## What you are asked to do
Reproduce the listing below without changes, except that pictures are left out.

[Saved data entries]
----

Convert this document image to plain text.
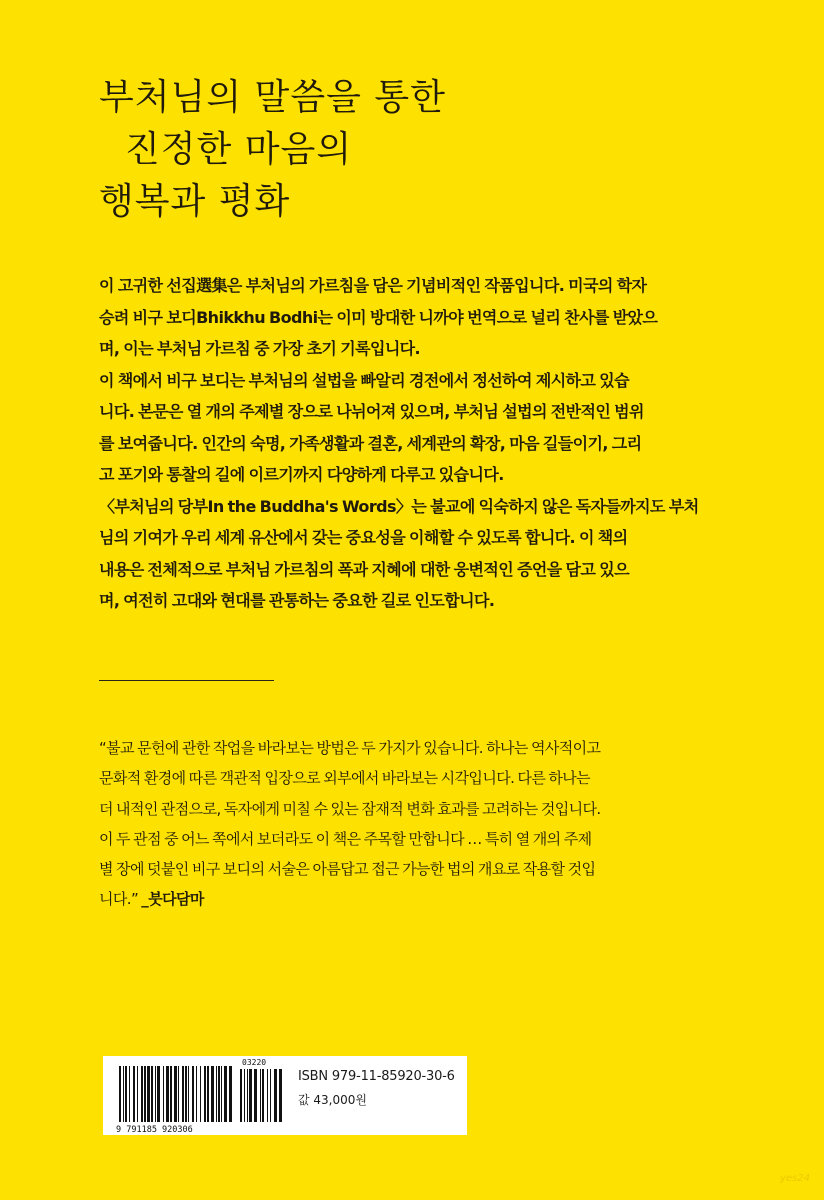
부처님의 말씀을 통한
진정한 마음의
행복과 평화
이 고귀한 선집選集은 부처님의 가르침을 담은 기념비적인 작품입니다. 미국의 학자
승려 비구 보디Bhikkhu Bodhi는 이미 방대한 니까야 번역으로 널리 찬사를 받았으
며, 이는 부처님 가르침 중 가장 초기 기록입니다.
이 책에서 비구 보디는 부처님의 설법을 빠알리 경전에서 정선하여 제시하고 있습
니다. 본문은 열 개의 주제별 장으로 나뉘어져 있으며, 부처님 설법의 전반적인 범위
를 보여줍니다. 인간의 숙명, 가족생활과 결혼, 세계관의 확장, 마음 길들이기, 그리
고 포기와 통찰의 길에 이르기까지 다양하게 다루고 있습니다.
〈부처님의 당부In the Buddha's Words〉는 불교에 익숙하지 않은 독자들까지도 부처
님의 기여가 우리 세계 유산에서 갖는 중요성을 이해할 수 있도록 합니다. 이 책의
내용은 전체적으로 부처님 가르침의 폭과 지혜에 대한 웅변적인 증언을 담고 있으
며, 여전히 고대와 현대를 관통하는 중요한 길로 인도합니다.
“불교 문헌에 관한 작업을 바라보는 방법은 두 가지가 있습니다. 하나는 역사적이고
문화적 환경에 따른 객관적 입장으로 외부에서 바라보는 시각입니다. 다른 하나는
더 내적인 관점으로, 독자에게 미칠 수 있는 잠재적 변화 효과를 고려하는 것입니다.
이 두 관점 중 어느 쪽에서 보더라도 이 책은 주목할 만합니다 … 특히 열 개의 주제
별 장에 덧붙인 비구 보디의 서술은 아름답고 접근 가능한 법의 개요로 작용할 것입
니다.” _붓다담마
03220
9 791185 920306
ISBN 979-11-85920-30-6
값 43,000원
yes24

----

## The reply
Convert this document image to plain text.
부처님의 말씀을 통한
진정한 마음의
행복과 평화
이 고귀한 선집選集은 부처님의 가르침을 담은 기념비적인 작품입니다. 미국의 학자
승려 비구 보디Bhikkhu Bodhi는 이미 방대한 니까야 번역으로 널리 찬사를 받았으
며, 이는 부처님 가르침 중 가장 초기 기록입니다.
이 책에서 비구 보디는 부처님의 설법을 빠알리 경전에서 정선하여 제시하고 있습
니다. 본문은 열 개의 주제별 장으로 나뉘어져 있으며, 부처님 설법의 전반적인 범위
를 보여줍니다. 인간의 숙명, 가족생활과 결혼, 세계관의 확장, 마음 길들이기, 그리
고 포기와 통찰의 길에 이르기까지 다양하게 다루고 있습니다.
〈부처님의 당부In the Buddha's Words〉는 불교에 익숙하지 않은 독자들까지도 부처
님의 기여가 우리 세계 유산에서 갖는 중요성을 이해할 수 있도록 합니다. 이 책의
내용은 전체적으로 부처님 가르침의 폭과 지혜에 대한 웅변적인 증언을 담고 있으
며, 여전히 고대와 현대를 관통하는 중요한 길로 인도합니다.
“불교 문헌에 관한 작업을 바라보는 방법은 두 가지가 있습니다. 하나는 역사적이고
문화적 환경에 따른 객관적 입장으로 외부에서 바라보는 시각입니다. 다른 하나는
더 내적인 관점으로, 독자에게 미칠 수 있는 잠재적 변화 효과를 고려하는 것입니다.
이 두 관점 중 어느 쪽에서 보더라도 이 책은 주목할 만합니다 … 특히 열 개의 주제
별 장에 덧붙인 비구 보디의 서술은 아름답고 접근 가능한 법의 개요로 작용할 것입
니다.” _붓다담마
03220
9 791185 920306
ISBN 979-11-85920-30-6
값 43,000원
yes24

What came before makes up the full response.